[Stated exercise] Repeat, line for line, the entries printed below.

[Input rows]
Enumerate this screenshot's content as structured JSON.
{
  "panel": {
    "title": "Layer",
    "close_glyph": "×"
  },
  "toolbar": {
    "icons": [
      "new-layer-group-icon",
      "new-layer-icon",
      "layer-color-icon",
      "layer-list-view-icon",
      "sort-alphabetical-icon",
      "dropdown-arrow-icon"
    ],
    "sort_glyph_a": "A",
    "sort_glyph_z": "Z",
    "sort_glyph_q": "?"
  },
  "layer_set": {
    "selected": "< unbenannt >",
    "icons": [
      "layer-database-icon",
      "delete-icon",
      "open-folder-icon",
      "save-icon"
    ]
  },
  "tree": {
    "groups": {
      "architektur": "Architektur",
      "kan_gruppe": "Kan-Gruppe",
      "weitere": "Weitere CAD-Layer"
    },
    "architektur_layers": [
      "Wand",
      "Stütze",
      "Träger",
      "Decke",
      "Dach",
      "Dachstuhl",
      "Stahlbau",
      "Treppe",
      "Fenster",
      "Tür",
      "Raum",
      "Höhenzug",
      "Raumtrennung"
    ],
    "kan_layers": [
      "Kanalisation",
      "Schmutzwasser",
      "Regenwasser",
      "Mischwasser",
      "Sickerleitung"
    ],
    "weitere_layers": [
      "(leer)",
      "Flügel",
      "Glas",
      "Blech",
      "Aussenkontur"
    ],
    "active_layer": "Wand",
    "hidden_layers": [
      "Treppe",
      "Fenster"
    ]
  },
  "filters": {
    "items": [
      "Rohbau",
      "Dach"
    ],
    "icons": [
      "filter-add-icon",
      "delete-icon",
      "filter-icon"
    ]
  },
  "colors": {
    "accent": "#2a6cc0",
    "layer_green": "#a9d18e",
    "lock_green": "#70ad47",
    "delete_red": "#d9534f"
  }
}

[Solution below]
Enumerate this screenshot's content as structured JSON.
{
  "panel": {
    "title": "Layer",
    "close_glyph": "×"
  },
  "toolbar": {
    "icons": [
      "new-layer-group-icon",
      "new-layer-icon",
      "layer-color-icon",
      "layer-list-view-icon",
      "sort-alphabetical-icon",
      "dropdown-arrow-icon"
    ],
    "sort_glyph_a": "A",
    "sort_glyph_z": "Z",
    "sort_glyph_q": "?"
  },
  "layer_set": {
    "selected": "< unbenannt >",
    "icons": [
      "layer-database-icon",
      "delete-icon",
      "open-folder-icon",
      "save-icon"
    ]
  },
  "tree": {
    "groups": {
      "architektur": "Architektur",
      "kan_gruppe": "Kan-Gruppe",
      "weitere": "Weitere CAD-Layer"
    },
    "architektur_layers": [
      "Wand",
      "Stütze",
      "Träger",
      "Decke",
      "Dach",
      "Dachstuhl",
      "Stahlbau",
      "Treppe",
      "Fenster",
      "Tür",
      "Raum",
      "Höhenzug",
      "Raumtrennung"
    ],
    "kan_layers": [
      "Kanalisation",
      "Schmutzwasser",
      "Regenwasser",
      "Mischwasser",
      "Sickerleitung"
    ],
    "weitere_layers": [
      "(leer)",
      "Flügel",
      "Glas",
      "Blech",
      "Aussenkontur"
    ],
    "active_layer": "Wand",
    "hidden_layers": [
      "Treppe",
      "Fenster"
    ]
  },
  "filters": {
    "items": [
      "Rohbau",
      "Dach"
    ],
    "icons": [
      "filter-add-icon",
      "delete-icon",
      "filter-icon"
    ]
  },
  "colors": {
    "accent": "#2a6cc0",
    "layer_green": "#a9d18e",
    "lock_green": "#70ad47",
    "delete_red": "#d9534f"
  }
}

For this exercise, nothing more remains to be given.